▶ Instructions for the task: Set down each entry exactly as given; pictures should not appear in the copy.

[Dataset listings of figures]

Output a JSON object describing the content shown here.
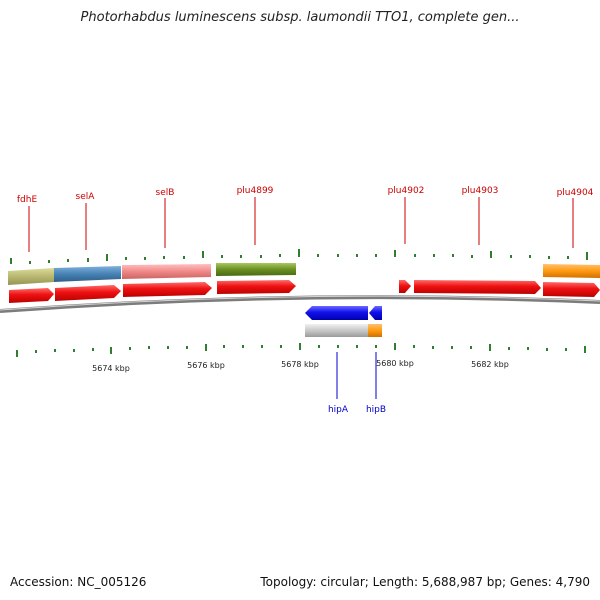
{
  "title": "Photorhabdus luminescens subsp. laumondii TTO1, complete gen...",
  "footer": {
    "accession": "Accession: NC_005126",
    "summary": "Topology: circular; Length: 5,688,987 bp; Genes: 4,790"
  },
  "colors": {
    "top_strand_label": "#cc0000",
    "bottom_strand_label": "#0000cc",
    "tick": "#2f7f2f",
    "chromosome": "#777777",
    "cds": "#ee1111",
    "cds_reverse": "#1111ee"
  },
  "genes_top": [
    {
      "name": "fdhE"
    },
    {
      "name": "selA"
    },
    {
      "name": "selB"
    },
    {
      "name": "plu4899"
    },
    {
      "name": "plu4902"
    },
    {
      "name": "plu4903"
    },
    {
      "name": "plu4904"
    }
  ],
  "genes_bottom": [
    {
      "name": "hipA"
    },
    {
      "name": "hipB"
    }
  ],
  "kbp_labels": [
    "5674 kbp",
    "5676 kbp",
    "5678 kbp",
    "5680 kbp",
    "5682 kbp"
  ]
}
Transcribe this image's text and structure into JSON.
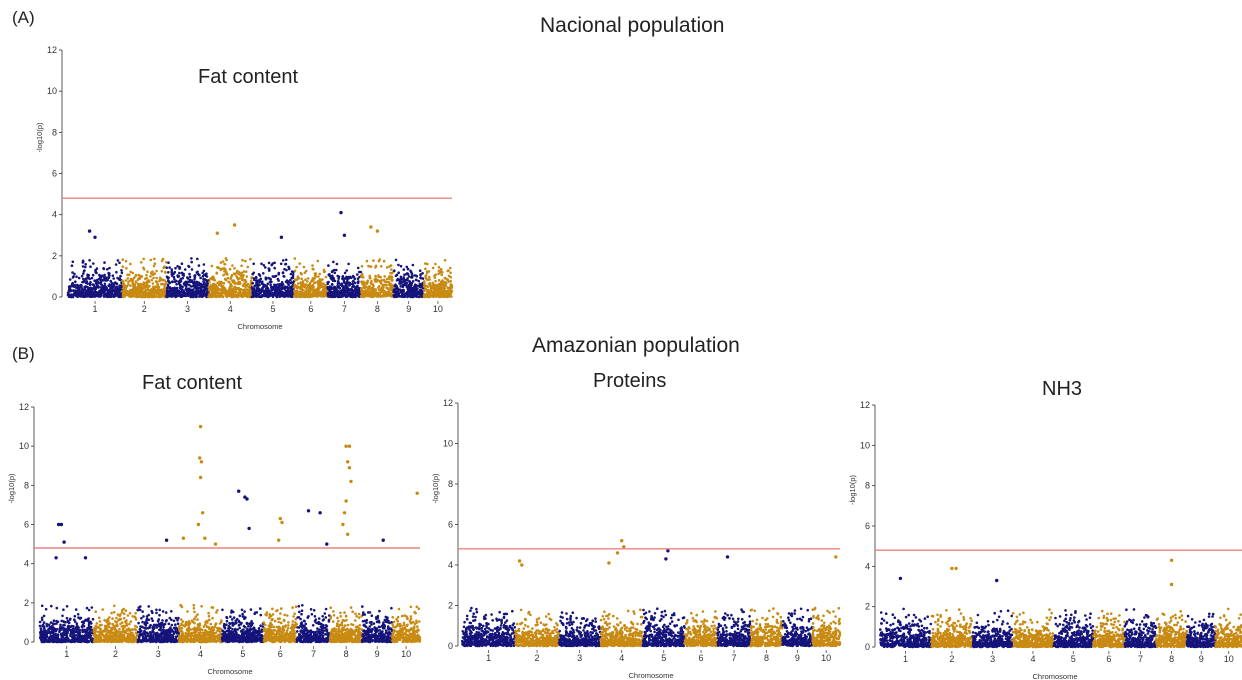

▶ Result for this task:
Output a JSON object describing the content shown here.
{
  "title": "Photorhabdus luminescens subsp. laumondii TTO1, complete gen...",
  "footer": {
    "accession": "Accession: NC_005126",
    "summary": "Topology: circular; Length: 5,688,987 bp; Genes: 4,790"
  },
  "colors": {
    "top_strand_label": "#cc0000",
    "bottom_strand_label": "#0000cc",
    "tick": "#2f7f2f",
    "chromosome": "#777777",
    "cds": "#ee1111",
    "cds_reverse": "#1111ee"
  },
  "genes_top": [
    {
      "name": "fdhE"
    },
    {
      "name": "selA"
    },
    {
      "name": "selB"
    },
    {
      "name": "plu4899"
    },
    {
      "name": "plu4902"
    },
    {
      "name": "plu4903"
    },
    {
      "name": "plu4904"
    }
  ],
  "genes_bottom": [
    {
      "name": "hipA"
    },
    {
      "name": "hipB"
    }
  ],
  "kbp_labels": [
    "5674 kbp",
    "5676 kbp",
    "5678 kbp",
    "5680 kbp",
    "5682 kbp"
  ]
}
Transcribe this image's text and structure into JSON.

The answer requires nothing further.